RECORD EXCERPTS:
* * *
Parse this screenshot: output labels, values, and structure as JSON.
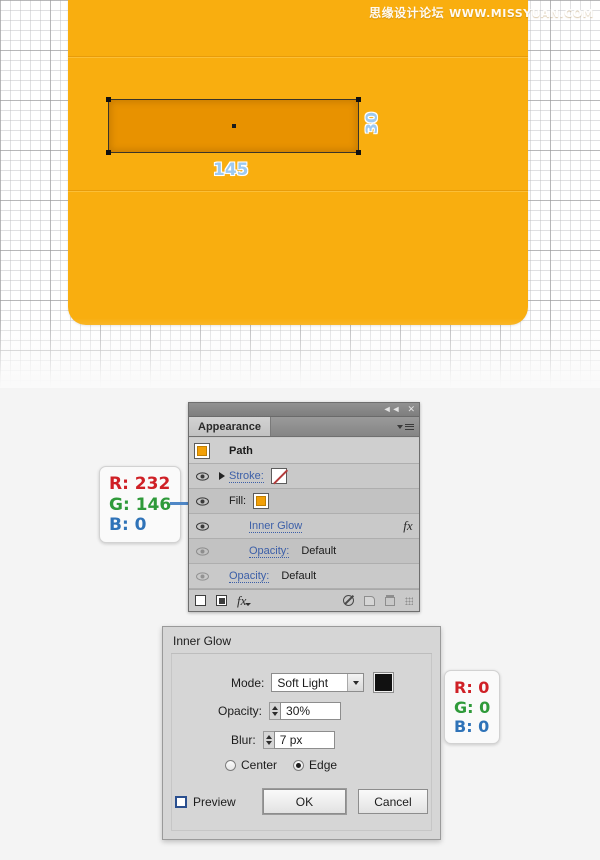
{
  "canvas": {
    "watermark_cn": "思缘设计论坛",
    "watermark_url": "WWW.MISSYUAN.COM",
    "shape": {
      "width_label": "145",
      "height_label": "30",
      "fill_hex": "#E89200",
      "card_hex": "#F9AE0F"
    }
  },
  "rgb_callout_fill": {
    "r": "R: 232",
    "g": "G: 146",
    "b": "B: 0"
  },
  "rgb_callout_glow": {
    "r": "R: 0",
    "g": "G: 0",
    "b": "B: 0"
  },
  "appearance_panel": {
    "tab_label": "Appearance",
    "collapse_icon": "◄◄",
    "close_icon": "✕",
    "rows": [
      {
        "label": "Path",
        "type": "header"
      },
      {
        "label": "Stroke:",
        "swatch": "none"
      },
      {
        "label": "Fill:",
        "swatch": "orange"
      },
      {
        "label": "Inner Glow",
        "fx": "fx"
      },
      {
        "label": "Opacity:",
        "value": "Default"
      },
      {
        "label": "Opacity:",
        "value": "Default"
      }
    ],
    "footer_icons": [
      "add-new-stroke-icon",
      "add-new-fill-icon",
      "add-new-effect-icon",
      "clear-appearance-icon",
      "duplicate-item-icon",
      "delete-item-icon",
      "resize-grip-icon"
    ]
  },
  "inner_glow_dialog": {
    "title": "Inner Glow",
    "mode_label": "Mode:",
    "mode_value": "Soft Light",
    "color_swatch_hex": "#111111",
    "opacity_label": "Opacity:",
    "opacity_value": "30%",
    "blur_label": "Blur:",
    "blur_value": "7 px",
    "radio_center": "Center",
    "radio_edge": "Edge",
    "radio_selected": "Edge",
    "preview_label": "Preview",
    "preview_checked": false,
    "ok_label": "OK",
    "cancel_label": "Cancel"
  }
}
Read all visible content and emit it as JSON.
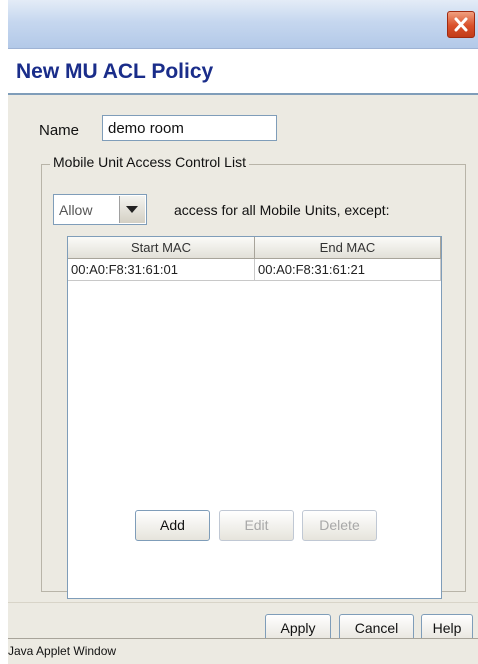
{
  "window": {
    "close_icon": "close-icon",
    "title": "New MU ACL Policy"
  },
  "form": {
    "name_label": "Name",
    "name_value": "demo room",
    "group_legend": "Mobile Unit Access Control List",
    "policy_select_value": "Allow",
    "access_text": "access for all Mobile Units, except:"
  },
  "table": {
    "columns": [
      "Start MAC",
      "End MAC"
    ],
    "rows": [
      [
        "00:A0:F8:31:61:01",
        "00:A0:F8:31:61:21"
      ]
    ]
  },
  "table_buttons": {
    "add": "Add",
    "edit": "Edit",
    "delete": "Delete"
  },
  "footer_buttons": {
    "apply": "Apply",
    "cancel": "Cancel",
    "help": "Help"
  },
  "status": "Java Applet Window",
  "colors": {
    "title": "#1a2d8a",
    "panel": "#eceae2",
    "close": "#d9502a"
  }
}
* * *
REQUIRED TASK: Using the material above, retype each entry exactly and omit the pictures.

THE OUTPUT:
Parse this screenshot: output labels, values, and structure as JSON.
{
  "canvas": {
    "watermark_cn": "思缘设计论坛",
    "watermark_url": "WWW.MISSYUAN.COM",
    "shape": {
      "width_label": "145",
      "height_label": "30",
      "fill_hex": "#E89200",
      "card_hex": "#F9AE0F"
    }
  },
  "rgb_callout_fill": {
    "r": "R: 232",
    "g": "G: 146",
    "b": "B: 0"
  },
  "rgb_callout_glow": {
    "r": "R: 0",
    "g": "G: 0",
    "b": "B: 0"
  },
  "appearance_panel": {
    "tab_label": "Appearance",
    "collapse_icon": "◄◄",
    "close_icon": "✕",
    "rows": [
      {
        "label": "Path",
        "type": "header"
      },
      {
        "label": "Stroke:",
        "swatch": "none"
      },
      {
        "label": "Fill:",
        "swatch": "orange"
      },
      {
        "label": "Inner Glow",
        "fx": "fx"
      },
      {
        "label": "Opacity:",
        "value": "Default"
      },
      {
        "label": "Opacity:",
        "value": "Default"
      }
    ],
    "footer_icons": [
      "add-new-stroke-icon",
      "add-new-fill-icon",
      "add-new-effect-icon",
      "clear-appearance-icon",
      "duplicate-item-icon",
      "delete-item-icon",
      "resize-grip-icon"
    ]
  },
  "inner_glow_dialog": {
    "title": "Inner Glow",
    "mode_label": "Mode:",
    "mode_value": "Soft Light",
    "color_swatch_hex": "#111111",
    "opacity_label": "Opacity:",
    "opacity_value": "30%",
    "blur_label": "Blur:",
    "blur_value": "7 px",
    "radio_center": "Center",
    "radio_edge": "Edge",
    "radio_selected": "Edge",
    "preview_label": "Preview",
    "preview_checked": false,
    "ok_label": "OK",
    "cancel_label": "Cancel"
  }
}
Read all visible content and emit it as JSON.
{
  "window": {
    "close_icon": "close-icon",
    "title": "New MU ACL Policy"
  },
  "form": {
    "name_label": "Name",
    "name_value": "demo room",
    "group_legend": "Mobile Unit Access Control List",
    "policy_select_value": "Allow",
    "access_text": "access for all Mobile Units, except:"
  },
  "table": {
    "columns": [
      "Start MAC",
      "End MAC"
    ],
    "rows": [
      [
        "00:A0:F8:31:61:01",
        "00:A0:F8:31:61:21"
      ]
    ]
  },
  "table_buttons": {
    "add": "Add",
    "edit": "Edit",
    "delete": "Delete"
  },
  "footer_buttons": {
    "apply": "Apply",
    "cancel": "Cancel",
    "help": "Help"
  },
  "status": "Java Applet Window",
  "colors": {
    "title": "#1a2d8a",
    "panel": "#eceae2",
    "close": "#d9502a"
  }
}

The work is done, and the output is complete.